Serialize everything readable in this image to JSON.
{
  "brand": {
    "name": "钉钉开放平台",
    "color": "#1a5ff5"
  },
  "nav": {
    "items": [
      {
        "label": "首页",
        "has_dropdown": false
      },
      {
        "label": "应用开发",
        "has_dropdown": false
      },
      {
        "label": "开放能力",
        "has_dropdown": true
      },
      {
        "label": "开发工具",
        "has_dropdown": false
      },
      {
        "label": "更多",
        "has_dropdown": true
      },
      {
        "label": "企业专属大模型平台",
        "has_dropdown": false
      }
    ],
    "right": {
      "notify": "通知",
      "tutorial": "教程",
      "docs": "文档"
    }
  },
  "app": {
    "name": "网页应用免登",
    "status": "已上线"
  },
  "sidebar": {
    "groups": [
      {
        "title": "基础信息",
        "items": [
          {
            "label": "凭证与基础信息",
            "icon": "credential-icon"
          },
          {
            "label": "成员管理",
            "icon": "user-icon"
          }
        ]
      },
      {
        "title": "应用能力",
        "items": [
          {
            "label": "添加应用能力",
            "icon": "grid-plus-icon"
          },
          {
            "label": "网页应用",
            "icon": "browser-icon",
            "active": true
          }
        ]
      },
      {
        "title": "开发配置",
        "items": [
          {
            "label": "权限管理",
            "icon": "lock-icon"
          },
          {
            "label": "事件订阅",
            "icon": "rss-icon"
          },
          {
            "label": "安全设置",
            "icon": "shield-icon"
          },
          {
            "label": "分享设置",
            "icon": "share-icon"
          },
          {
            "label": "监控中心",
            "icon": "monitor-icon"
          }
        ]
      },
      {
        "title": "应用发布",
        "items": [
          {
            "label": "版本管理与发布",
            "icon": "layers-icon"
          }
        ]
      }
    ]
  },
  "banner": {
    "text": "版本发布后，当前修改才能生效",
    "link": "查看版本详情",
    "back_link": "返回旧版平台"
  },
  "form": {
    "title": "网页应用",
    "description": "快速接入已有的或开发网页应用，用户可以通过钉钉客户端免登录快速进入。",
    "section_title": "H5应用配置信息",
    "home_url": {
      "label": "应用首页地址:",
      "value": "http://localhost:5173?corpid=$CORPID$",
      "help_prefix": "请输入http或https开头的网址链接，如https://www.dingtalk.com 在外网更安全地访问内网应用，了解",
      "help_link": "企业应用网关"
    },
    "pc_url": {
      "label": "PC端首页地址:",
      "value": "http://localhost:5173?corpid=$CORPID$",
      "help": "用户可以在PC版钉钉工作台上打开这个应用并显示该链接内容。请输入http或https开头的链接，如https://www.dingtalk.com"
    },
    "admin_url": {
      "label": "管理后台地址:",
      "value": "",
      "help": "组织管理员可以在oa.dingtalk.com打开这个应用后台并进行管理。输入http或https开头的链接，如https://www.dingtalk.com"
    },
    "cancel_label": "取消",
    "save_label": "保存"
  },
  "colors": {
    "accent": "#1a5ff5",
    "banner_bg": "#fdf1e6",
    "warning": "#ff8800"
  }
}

##############################

Stated task
Reproduce all of the records exactly.

Task response
Serialize everything readable in this image to JSON.
{
  "brand": {
    "name": "钉钉开放平台",
    "color": "#1a5ff5"
  },
  "nav": {
    "items": [
      {
        "label": "首页",
        "has_dropdown": false
      },
      {
        "label": "应用开发",
        "has_dropdown": false
      },
      {
        "label": "开放能力",
        "has_dropdown": true
      },
      {
        "label": "开发工具",
        "has_dropdown": false
      },
      {
        "label": "更多",
        "has_dropdown": true
      },
      {
        "label": "企业专属大模型平台",
        "has_dropdown": false
      }
    ],
    "right": {
      "notify": "通知",
      "tutorial": "教程",
      "docs": "文档"
    }
  },
  "app": {
    "name": "网页应用免登",
    "status": "已上线"
  },
  "sidebar": {
    "groups": [
      {
        "title": "基础信息",
        "items": [
          {
            "label": "凭证与基础信息",
            "icon": "credential-icon"
          },
          {
            "label": "成员管理",
            "icon": "user-icon"
          }
        ]
      },
      {
        "title": "应用能力",
        "items": [
          {
            "label": "添加应用能力",
            "icon": "grid-plus-icon"
          },
          {
            "label": "网页应用",
            "icon": "browser-icon",
            "active": true
          }
        ]
      },
      {
        "title": "开发配置",
        "items": [
          {
            "label": "权限管理",
            "icon": "lock-icon"
          },
          {
            "label": "事件订阅",
            "icon": "rss-icon"
          },
          {
            "label": "安全设置",
            "icon": "shield-icon"
          },
          {
            "label": "分享设置",
            "icon": "share-icon"
          },
          {
            "label": "监控中心",
            "icon": "monitor-icon"
          }
        ]
      },
      {
        "title": "应用发布",
        "items": [
          {
            "label": "版本管理与发布",
            "icon": "layers-icon"
          }
        ]
      }
    ]
  },
  "banner": {
    "text": "版本发布后，当前修改才能生效",
    "link": "查看版本详情",
    "back_link": "返回旧版平台"
  },
  "form": {
    "title": "网页应用",
    "description": "快速接入已有的或开发网页应用，用户可以通过钉钉客户端免登录快速进入。",
    "section_title": "H5应用配置信息",
    "home_url": {
      "label": "应用首页地址:",
      "value": "http://localhost:5173?corpid=$CORPID$",
      "help_prefix": "请输入http或https开头的网址链接，如https://www.dingtalk.com 在外网更安全地访问内网应用，了解",
      "help_link": "企业应用网关"
    },
    "pc_url": {
      "label": "PC端首页地址:",
      "value": "http://localhost:5173?corpid=$CORPID$",
      "help": "用户可以在PC版钉钉工作台上打开这个应用并显示该链接内容。请输入http或https开头的链接，如https://www.dingtalk.com"
    },
    "admin_url": {
      "label": "管理后台地址:",
      "value": "",
      "help": "组织管理员可以在oa.dingtalk.com打开这个应用后台并进行管理。输入http或https开头的链接，如https://www.dingtalk.com"
    },
    "cancel_label": "取消",
    "save_label": "保存"
  },
  "colors": {
    "accent": "#1a5ff5",
    "banner_bg": "#fdf1e6",
    "warning": "#ff8800"
  }
}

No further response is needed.